• **Short task**
Extract, from the listing that follows, each line containing the word "Velocity".

• **Dataset rows**
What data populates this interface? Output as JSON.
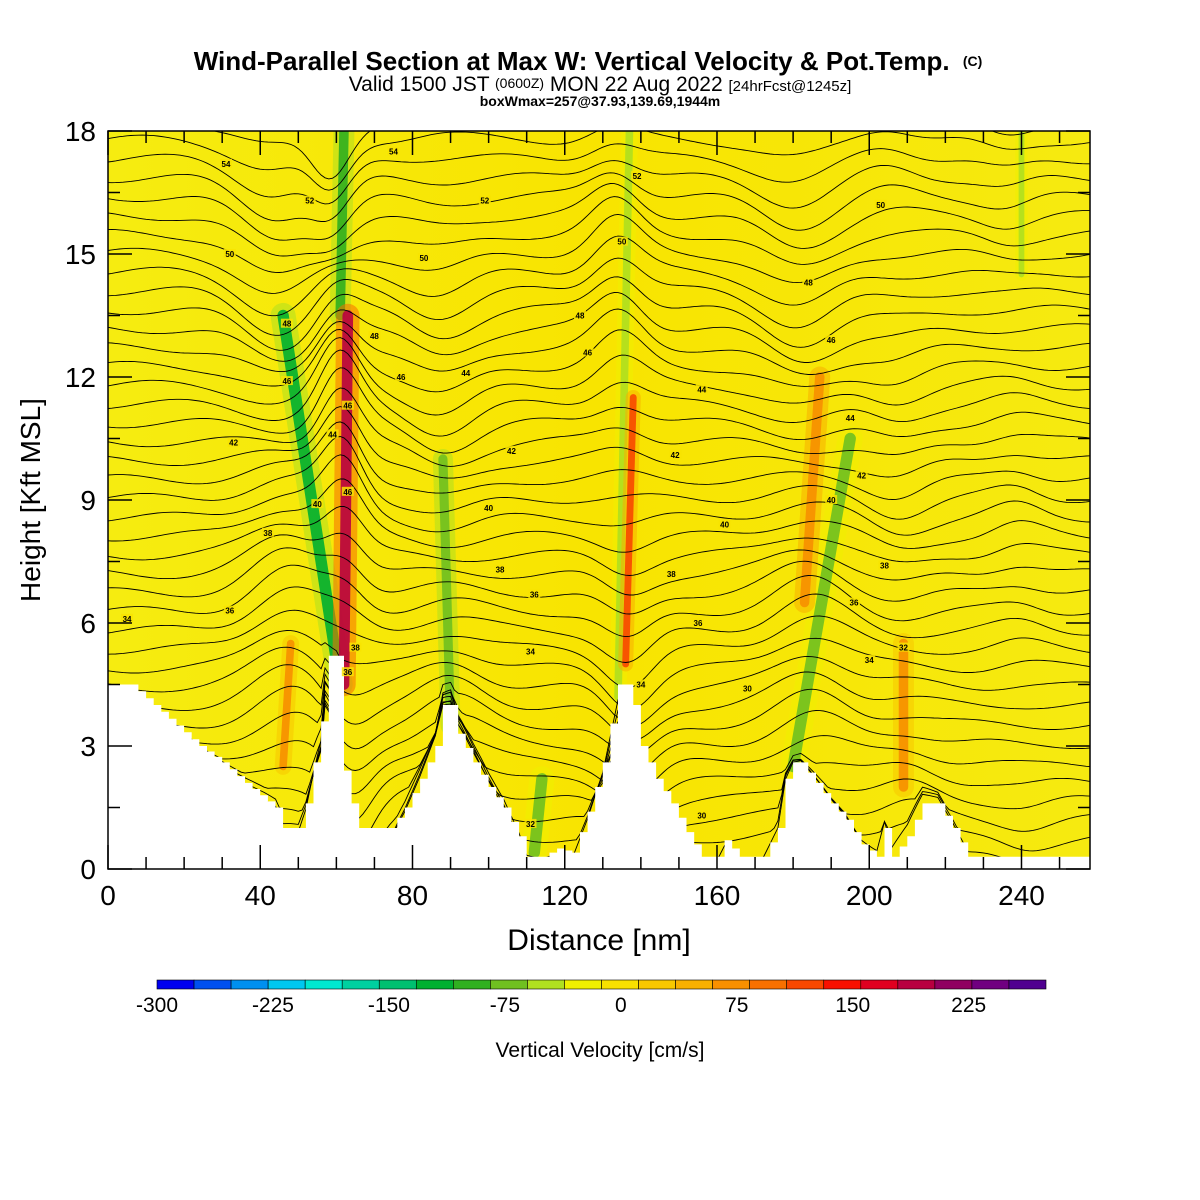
{
  "header": {
    "title": "Wind-Parallel Section at Max W: Vertical Velocity & Pot.Temp.",
    "copyright": "(C)",
    "subtitle_a": "Valid 1500 JST",
    "subtitle_b": "(0600Z)",
    "subtitle_c": "MON 22 Aug 2022",
    "subtitle_d": "[24hrFcst@1245z]",
    "subtitle2": "boxWmax=257@37.93,139.69,1944m"
  },
  "chart_data": {
    "type": "heatmap",
    "xlabel": "Distance [nm]",
    "ylabel": "Height [Kft MSL]",
    "xlim": [
      0,
      258
    ],
    "ylim": [
      0,
      18
    ],
    "x_ticks": [
      0,
      40,
      80,
      120,
      160,
      200,
      240
    ],
    "y_ticks": [
      0,
      3,
      6,
      9,
      12,
      15,
      18
    ],
    "colorbar": {
      "label": "Vertical Velocity [cm/s]",
      "min": -300,
      "max": 275,
      "tick_labels": [
        "-300",
        "-225",
        "-150",
        "-75",
        "0",
        "75",
        "150",
        "225"
      ],
      "tick_values": [
        -300,
        -225,
        -150,
        -75,
        0,
        75,
        150,
        225
      ],
      "colors": [
        "#0000f0",
        "#0050f0",
        "#0090f0",
        "#00c8f0",
        "#00e8d0",
        "#00d0a0",
        "#00c070",
        "#00b030",
        "#30b020",
        "#70c020",
        "#b0e020",
        "#f0f000",
        "#f8e000",
        "#f8c800",
        "#f8b000",
        "#f89000",
        "#f87000",
        "#f84800",
        "#f81000",
        "#e00020",
        "#b80040",
        "#900060",
        "#700080",
        "#500090"
      ]
    },
    "terrain_profile": [
      [
        0,
        4.5
      ],
      [
        6,
        4.5
      ],
      [
        12,
        4.0
      ],
      [
        18,
        3.5
      ],
      [
        24,
        3.0
      ],
      [
        30,
        2.6
      ],
      [
        36,
        2.1
      ],
      [
        40,
        1.8
      ],
      [
        44,
        1.5
      ],
      [
        46,
        1.0
      ],
      [
        50,
        1.0
      ],
      [
        52,
        1.6
      ],
      [
        54,
        2.6
      ],
      [
        56,
        3.6
      ],
      [
        57,
        5.2
      ],
      [
        60,
        5.2
      ],
      [
        61,
        3.2
      ],
      [
        62,
        2.4
      ],
      [
        64,
        1.6
      ],
      [
        66,
        1.0
      ],
      [
        70,
        1.0
      ],
      [
        74,
        1.0
      ],
      [
        78,
        1.5
      ],
      [
        82,
        2.2
      ],
      [
        86,
        3.0
      ],
      [
        88,
        4.0
      ],
      [
        90,
        4.0
      ],
      [
        92,
        3.3
      ],
      [
        96,
        2.6
      ],
      [
        100,
        2.0
      ],
      [
        104,
        1.5
      ],
      [
        108,
        0.8
      ],
      [
        110,
        0.3
      ],
      [
        114,
        0.3
      ],
      [
        118,
        0.5
      ],
      [
        122,
        0.4
      ],
      [
        126,
        1.4
      ],
      [
        130,
        2.6
      ],
      [
        134,
        4.5
      ],
      [
        137,
        4.5
      ],
      [
        140,
        3.0
      ],
      [
        144,
        2.2
      ],
      [
        148,
        1.6
      ],
      [
        152,
        0.9
      ],
      [
        156,
        0.3
      ],
      [
        160,
        0.3
      ],
      [
        162,
        0.7
      ],
      [
        166,
        0.3
      ],
      [
        172,
        0.3
      ],
      [
        176,
        1.0
      ],
      [
        178,
        2.2
      ],
      [
        180,
        2.6
      ],
      [
        182,
        2.6
      ],
      [
        186,
        2.1
      ],
      [
        190,
        1.6
      ],
      [
        194,
        1.2
      ],
      [
        198,
        0.6
      ],
      [
        202,
        0.3
      ],
      [
        204,
        1.0
      ],
      [
        206,
        0.3
      ],
      [
        210,
        0.8
      ],
      [
        214,
        1.6
      ],
      [
        218,
        1.6
      ],
      [
        222,
        1.0
      ],
      [
        226,
        0.3
      ],
      [
        232,
        0.3
      ],
      [
        236,
        0.3
      ],
      [
        240,
        0.3
      ],
      [
        246,
        0.3
      ],
      [
        252,
        0.3
      ],
      [
        258,
        0.3
      ]
    ],
    "updraft_bands": [
      {
        "name": "updraft",
        "x0": 62,
        "y0": 4.5,
        "x1": 63,
        "y1": 13.5,
        "w": 2.8,
        "value": 200
      },
      {
        "name": "updraft",
        "x0": 136,
        "y0": 5.0,
        "x1": 138,
        "y1": 11.5,
        "w": 1.8,
        "value": 110
      },
      {
        "name": "updraft",
        "x0": 183,
        "y0": 6.5,
        "x1": 187,
        "y1": 12.0,
        "w": 2.5,
        "value": 75
      },
      {
        "name": "updraft",
        "x0": 209,
        "y0": 2.0,
        "x1": 209,
        "y1": 5.5,
        "w": 2.5,
        "value": 70
      },
      {
        "name": "updraft",
        "x0": 46,
        "y0": 2.5,
        "x1": 48,
        "y1": 5.5,
        "w": 2.0,
        "value": 60
      }
    ],
    "downdraft_bands": [
      {
        "name": "downdraft",
        "x0": 61,
        "y0": 4.5,
        "x1": 46,
        "y1": 13.5,
        "w": 3.0,
        "value": -110
      },
      {
        "name": "downdraft",
        "x0": 61,
        "y0": 13.5,
        "x1": 62,
        "y1": 18,
        "w": 2.5,
        "value": -90
      },
      {
        "name": "downdraft",
        "x0": 90,
        "y0": 3.5,
        "x1": 88,
        "y1": 10,
        "w": 2.4,
        "value": -75
      },
      {
        "name": "downdraft",
        "x0": 134,
        "y0": 4.2,
        "x1": 137,
        "y1": 18,
        "w": 2.0,
        "value": -60
      },
      {
        "name": "downdraft",
        "x0": 180,
        "y0": 2.5,
        "x1": 195,
        "y1": 10.5,
        "w": 3.0,
        "value": -70
      },
      {
        "name": "downdraft",
        "x0": 240,
        "y0": 14.5,
        "x1": 240,
        "y1": 18,
        "w": 1.5,
        "value": -60
      },
      {
        "name": "downdraft",
        "x0": 112,
        "y0": 0.4,
        "x1": 114,
        "y1": 2.2,
        "w": 3.0,
        "value": -70
      }
    ],
    "contour_labels": [
      {
        "x": 31,
        "y": 17.2,
        "text": "54"
      },
      {
        "x": 53,
        "y": 16.3,
        "text": "52"
      },
      {
        "x": 32,
        "y": 15.0,
        "text": "50"
      },
      {
        "x": 47,
        "y": 13.3,
        "text": "48"
      },
      {
        "x": 47,
        "y": 11.9,
        "text": "46"
      },
      {
        "x": 33,
        "y": 10.4,
        "text": "42"
      },
      {
        "x": 55,
        "y": 8.9,
        "text": "40"
      },
      {
        "x": 42,
        "y": 8.2,
        "text": "38"
      },
      {
        "x": 32,
        "y": 6.3,
        "text": "36"
      },
      {
        "x": 5,
        "y": 6.1,
        "text": "34"
      },
      {
        "x": 59,
        "y": 10.6,
        "text": "44"
      },
      {
        "x": 63,
        "y": 11.3,
        "text": "46"
      },
      {
        "x": 63,
        "y": 9.2,
        "text": "46"
      },
      {
        "x": 65,
        "y": 5.4,
        "text": "38"
      },
      {
        "x": 63,
        "y": 4.8,
        "text": "36"
      },
      {
        "x": 75,
        "y": 17.5,
        "text": "54"
      },
      {
        "x": 99,
        "y": 16.3,
        "text": "52"
      },
      {
        "x": 83,
        "y": 14.9,
        "text": "50"
      },
      {
        "x": 70,
        "y": 13.0,
        "text": "48"
      },
      {
        "x": 77,
        "y": 12.0,
        "text": "46"
      },
      {
        "x": 94,
        "y": 12.1,
        "text": "44"
      },
      {
        "x": 106,
        "y": 10.2,
        "text": "42"
      },
      {
        "x": 100,
        "y": 8.8,
        "text": "40"
      },
      {
        "x": 103,
        "y": 7.3,
        "text": "38"
      },
      {
        "x": 112,
        "y": 6.7,
        "text": "36"
      },
      {
        "x": 111,
        "y": 5.3,
        "text": "34"
      },
      {
        "x": 111,
        "y": 1.1,
        "text": "32"
      },
      {
        "x": 139,
        "y": 16.9,
        "text": "52"
      },
      {
        "x": 135,
        "y": 15.3,
        "text": "50"
      },
      {
        "x": 124,
        "y": 13.5,
        "text": "48"
      },
      {
        "x": 126,
        "y": 12.6,
        "text": "46"
      },
      {
        "x": 156,
        "y": 11.7,
        "text": "44"
      },
      {
        "x": 149,
        "y": 10.1,
        "text": "42"
      },
      {
        "x": 162,
        "y": 8.4,
        "text": "40"
      },
      {
        "x": 148,
        "y": 7.2,
        "text": "38"
      },
      {
        "x": 155,
        "y": 6.0,
        "text": "36"
      },
      {
        "x": 140,
        "y": 4.5,
        "text": "34"
      },
      {
        "x": 168,
        "y": 4.4,
        "text": "30"
      },
      {
        "x": 156,
        "y": 1.3,
        "text": "30"
      },
      {
        "x": 203,
        "y": 16.2,
        "text": "50"
      },
      {
        "x": 184,
        "y": 14.3,
        "text": "48"
      },
      {
        "x": 190,
        "y": 12.9,
        "text": "46"
      },
      {
        "x": 195,
        "y": 11.0,
        "text": "44"
      },
      {
        "x": 198,
        "y": 9.6,
        "text": "42"
      },
      {
        "x": 190,
        "y": 9.0,
        "text": "40"
      },
      {
        "x": 204,
        "y": 7.4,
        "text": "38"
      },
      {
        "x": 196,
        "y": 6.5,
        "text": "36"
      },
      {
        "x": 200,
        "y": 5.1,
        "text": "34"
      },
      {
        "x": 209,
        "y": 5.4,
        "text": "32"
      }
    ]
  }
}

• **Result of the exercise**
    "title": "Wind-Parallel Section at Max W: Vertical Velocity & Pot.Temp.",
      "label": "Vertical Velocity [cm/s]",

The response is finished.